··· Document section ···

The lack of affordable and workforce housing is a serious problem facing our nation today. Harvard’s Joint Center for Housing Studies reports that 37.8 million American households spent more than 30 percent of their annual income to pay for housing in 2017. More than half of those families — 20.5 million — were renters.

As leaders of two national organizations that represent the people who build, own and manage apartment buildings, we know renters are much more likely to be cost-burdened by housing costs than homeowners are. Housing eats up one-third of nearly half of all renters’ annual paycheck (47.4 percent), compared to less than a quarter of homeowners (22.5 percent).

This problem isn’t going away soon: By 2030, America will need 4.6 million new apartment homes just to meet demand. A significant shift in demographic trends is driving a fundamental supply and demand imbalance:

  • Nearly 80 million millennials will create up to 25 million new households over the next decade and millions from Generation Z are seeking out their first apartments.
  • Millions of Baby Boomers are downsizing and moving to more walkable neighborhoods.
  • Over 25 percent of apartment households are headed by someone who was born outside the U.S. This number will continue going up, as immigrants are expected to account for more than half of all new population growth between now and 2030.

To meet the increased demand for housing, we need to build between 300,000 and 400,000 new units every year — far more than we currently build. But building more housing is not enough to solve the problem. We need to build a wider range of housing that reasonably meets the financial needs of more people.

By 2030, America will need 4.6 million new apartment homes just to meet demand.

So how do we get there? We need to set holistic, comprehensive solutions that address both rental availability and affordability into motion. These solutions exist in the form of private-public partnerships, regulatory reform and increased direct assistance, such as subsidies for the neediest renters. The National Multifamily Housing Council and the National Apartment Association look forward to showcasing these solutions in more detail in the months to come, but here is a taste of what’s happening across the nation:

  • Seattle recently passed what some are calling “some of the most sweeping zoning changes in the city’s recent history,” allowing taller and denser construction in 27 transit-centered neighborhoods. Developers will be asked to include a certain number of low-income units in their buildings or, if they choose not to do so, pay a fee.

··· Data shown ···

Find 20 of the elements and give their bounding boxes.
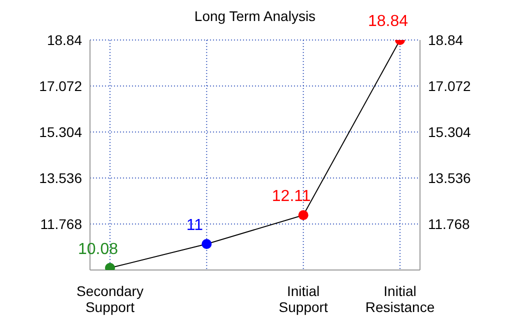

···

- Tasks to complete:
- 1) Based on the affordable housing text, answer each question:
(a) How many American households spent more than 30 percent of their annual income on housing in 2017?
(b) How many new units does the affordable housing text say must be built every year to meet the increased demand?
(c) In how many transit-centered neighborhoods do Seattle's zoning changes allow taller and denser construction?
- 2) Does the affordable housing text support each statement below? Answer yes or no for each, and quote the words from the text that decide it.
(a) Under Seattle's zoning changes, developers have no choice but to include low-income units in their buildings.
(b) More than a quarter of apartment households are headed by someone born outside the U.S.
(c) Fewer than half of the households that were cost-burdened in 2017 were renters.
- 3) Reproduce the passage of the affordable housing text between "This problem isn’t" and "their first apartments.", inclusive.

- Answers for this exercise:
- 1)
(a) 37.8 million
(b) Between 300,000 and 400,000
(c) 27

- 2)
(a) No: "or, if they choose not to do so, pay a fee."
(b) Yes: "Over 25 percent of apartment households are headed by someone who was born outside the U.S."
(c) No: "More than half of those families — 20.5 million — were renters."

- 3)
This problem isn’t going away soon: By 2030, America will need 4.6 million new apartment homes just to meet demand. A significant shift in demographic trends is driving a fundamental supply and demand imbalance:

  • Nearly 80 million millennials will create up to 25 million new households over the next decade and millions from Generation Z are seeking out their first apartments.